◆ Information shown ◆
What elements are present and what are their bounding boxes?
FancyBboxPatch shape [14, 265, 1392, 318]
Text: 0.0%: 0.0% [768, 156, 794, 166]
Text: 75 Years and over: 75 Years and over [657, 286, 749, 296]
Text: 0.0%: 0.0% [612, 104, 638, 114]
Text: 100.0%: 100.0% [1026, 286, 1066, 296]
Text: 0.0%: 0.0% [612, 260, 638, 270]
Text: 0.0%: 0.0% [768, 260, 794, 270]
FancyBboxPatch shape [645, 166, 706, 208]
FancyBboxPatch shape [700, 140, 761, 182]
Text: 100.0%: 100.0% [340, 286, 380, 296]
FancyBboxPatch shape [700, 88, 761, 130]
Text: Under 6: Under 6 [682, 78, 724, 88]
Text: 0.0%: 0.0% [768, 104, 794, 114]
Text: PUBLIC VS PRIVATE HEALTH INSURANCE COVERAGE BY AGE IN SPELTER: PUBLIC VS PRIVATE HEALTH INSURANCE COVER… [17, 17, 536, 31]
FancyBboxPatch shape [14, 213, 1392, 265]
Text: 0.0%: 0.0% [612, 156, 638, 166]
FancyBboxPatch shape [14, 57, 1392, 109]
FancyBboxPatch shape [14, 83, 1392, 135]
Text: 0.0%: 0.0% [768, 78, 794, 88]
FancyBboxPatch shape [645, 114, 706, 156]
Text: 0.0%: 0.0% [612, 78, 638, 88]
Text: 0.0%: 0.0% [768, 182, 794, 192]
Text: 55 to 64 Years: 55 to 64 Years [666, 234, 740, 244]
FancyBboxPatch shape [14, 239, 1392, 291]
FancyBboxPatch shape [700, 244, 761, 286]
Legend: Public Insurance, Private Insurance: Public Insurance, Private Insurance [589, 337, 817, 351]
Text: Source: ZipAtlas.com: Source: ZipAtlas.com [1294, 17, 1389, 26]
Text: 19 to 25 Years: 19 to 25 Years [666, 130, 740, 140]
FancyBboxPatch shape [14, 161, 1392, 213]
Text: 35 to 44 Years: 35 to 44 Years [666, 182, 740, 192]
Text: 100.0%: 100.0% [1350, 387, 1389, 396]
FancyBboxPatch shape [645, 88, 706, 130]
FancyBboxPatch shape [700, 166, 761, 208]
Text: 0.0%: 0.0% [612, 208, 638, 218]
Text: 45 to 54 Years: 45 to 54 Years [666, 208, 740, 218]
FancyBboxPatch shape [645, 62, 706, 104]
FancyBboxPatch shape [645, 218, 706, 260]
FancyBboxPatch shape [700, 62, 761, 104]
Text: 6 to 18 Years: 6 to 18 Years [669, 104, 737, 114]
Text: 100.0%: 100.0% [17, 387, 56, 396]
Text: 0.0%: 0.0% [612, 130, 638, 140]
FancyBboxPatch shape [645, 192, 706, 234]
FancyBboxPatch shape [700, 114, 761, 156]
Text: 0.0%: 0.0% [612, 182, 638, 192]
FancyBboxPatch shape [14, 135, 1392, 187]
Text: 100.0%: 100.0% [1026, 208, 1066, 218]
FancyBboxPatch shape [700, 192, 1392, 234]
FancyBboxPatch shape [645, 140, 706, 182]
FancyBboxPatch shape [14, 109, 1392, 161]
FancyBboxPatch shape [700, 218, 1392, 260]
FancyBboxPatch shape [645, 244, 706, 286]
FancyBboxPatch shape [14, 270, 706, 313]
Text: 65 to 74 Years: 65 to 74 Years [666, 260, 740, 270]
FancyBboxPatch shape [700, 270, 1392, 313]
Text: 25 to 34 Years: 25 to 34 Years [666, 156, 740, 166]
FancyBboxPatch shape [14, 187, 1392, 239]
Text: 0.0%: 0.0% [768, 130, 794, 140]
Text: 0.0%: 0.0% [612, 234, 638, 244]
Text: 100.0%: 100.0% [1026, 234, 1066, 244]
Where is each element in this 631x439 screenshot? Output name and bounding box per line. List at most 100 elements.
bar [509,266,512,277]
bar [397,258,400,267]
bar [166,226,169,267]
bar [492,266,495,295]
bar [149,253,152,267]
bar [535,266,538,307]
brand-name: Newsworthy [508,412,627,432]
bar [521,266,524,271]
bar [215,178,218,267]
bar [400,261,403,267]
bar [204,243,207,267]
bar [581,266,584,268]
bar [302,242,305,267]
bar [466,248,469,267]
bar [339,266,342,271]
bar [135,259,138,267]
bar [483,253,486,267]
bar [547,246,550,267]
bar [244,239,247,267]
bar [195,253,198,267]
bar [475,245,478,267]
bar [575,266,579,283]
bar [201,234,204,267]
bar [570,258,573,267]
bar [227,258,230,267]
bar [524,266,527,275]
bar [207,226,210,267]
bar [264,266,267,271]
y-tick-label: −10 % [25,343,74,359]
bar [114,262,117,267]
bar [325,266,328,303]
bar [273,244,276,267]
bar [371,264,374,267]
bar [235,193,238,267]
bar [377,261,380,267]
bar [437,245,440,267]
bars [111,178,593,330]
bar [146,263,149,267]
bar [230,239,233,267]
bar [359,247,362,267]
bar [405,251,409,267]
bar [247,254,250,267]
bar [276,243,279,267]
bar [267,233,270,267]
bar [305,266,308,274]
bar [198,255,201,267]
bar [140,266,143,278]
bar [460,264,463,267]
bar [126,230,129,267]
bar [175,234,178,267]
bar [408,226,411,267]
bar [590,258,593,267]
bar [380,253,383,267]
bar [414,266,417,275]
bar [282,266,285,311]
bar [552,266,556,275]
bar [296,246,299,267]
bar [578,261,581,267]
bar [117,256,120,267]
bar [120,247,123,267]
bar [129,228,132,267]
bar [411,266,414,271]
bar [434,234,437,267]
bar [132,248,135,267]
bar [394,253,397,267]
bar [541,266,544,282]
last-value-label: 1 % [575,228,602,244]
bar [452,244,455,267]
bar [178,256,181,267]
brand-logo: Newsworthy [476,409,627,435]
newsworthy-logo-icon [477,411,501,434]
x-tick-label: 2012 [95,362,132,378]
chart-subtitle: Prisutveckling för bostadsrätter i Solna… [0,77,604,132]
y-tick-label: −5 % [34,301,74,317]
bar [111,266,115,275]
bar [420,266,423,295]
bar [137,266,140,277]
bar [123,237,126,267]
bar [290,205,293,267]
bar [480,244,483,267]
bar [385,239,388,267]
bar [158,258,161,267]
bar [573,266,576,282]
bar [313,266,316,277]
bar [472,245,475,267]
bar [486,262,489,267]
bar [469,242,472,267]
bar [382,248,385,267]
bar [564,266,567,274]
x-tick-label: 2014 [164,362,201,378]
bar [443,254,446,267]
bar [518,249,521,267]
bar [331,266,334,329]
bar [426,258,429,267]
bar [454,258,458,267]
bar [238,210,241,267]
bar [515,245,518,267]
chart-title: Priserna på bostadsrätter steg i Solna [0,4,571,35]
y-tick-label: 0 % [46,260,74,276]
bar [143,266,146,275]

◆ Written problem ◆
Copy out the lines starting at the beginning of the records and running through the line with "Text: 0.0%: 0.0% [768, 260, 794, 270]", keeping each one unchanged.

◆ Solution to the problem ◆
What elements are present and what are their bounding boxes?
FancyBboxPatch shape [14, 265, 1392, 318]
Text: 0.0%: 0.0% [768, 156, 794, 166]
Text: 75 Years and over: 75 Years and over [657, 286, 749, 296]
Text: 0.0%: 0.0% [612, 104, 638, 114]
Text: 100.0%: 100.0% [1026, 286, 1066, 296]
Text: 0.0%: 0.0% [612, 260, 638, 270]
Text: 0.0%: 0.0% [768, 260, 794, 270]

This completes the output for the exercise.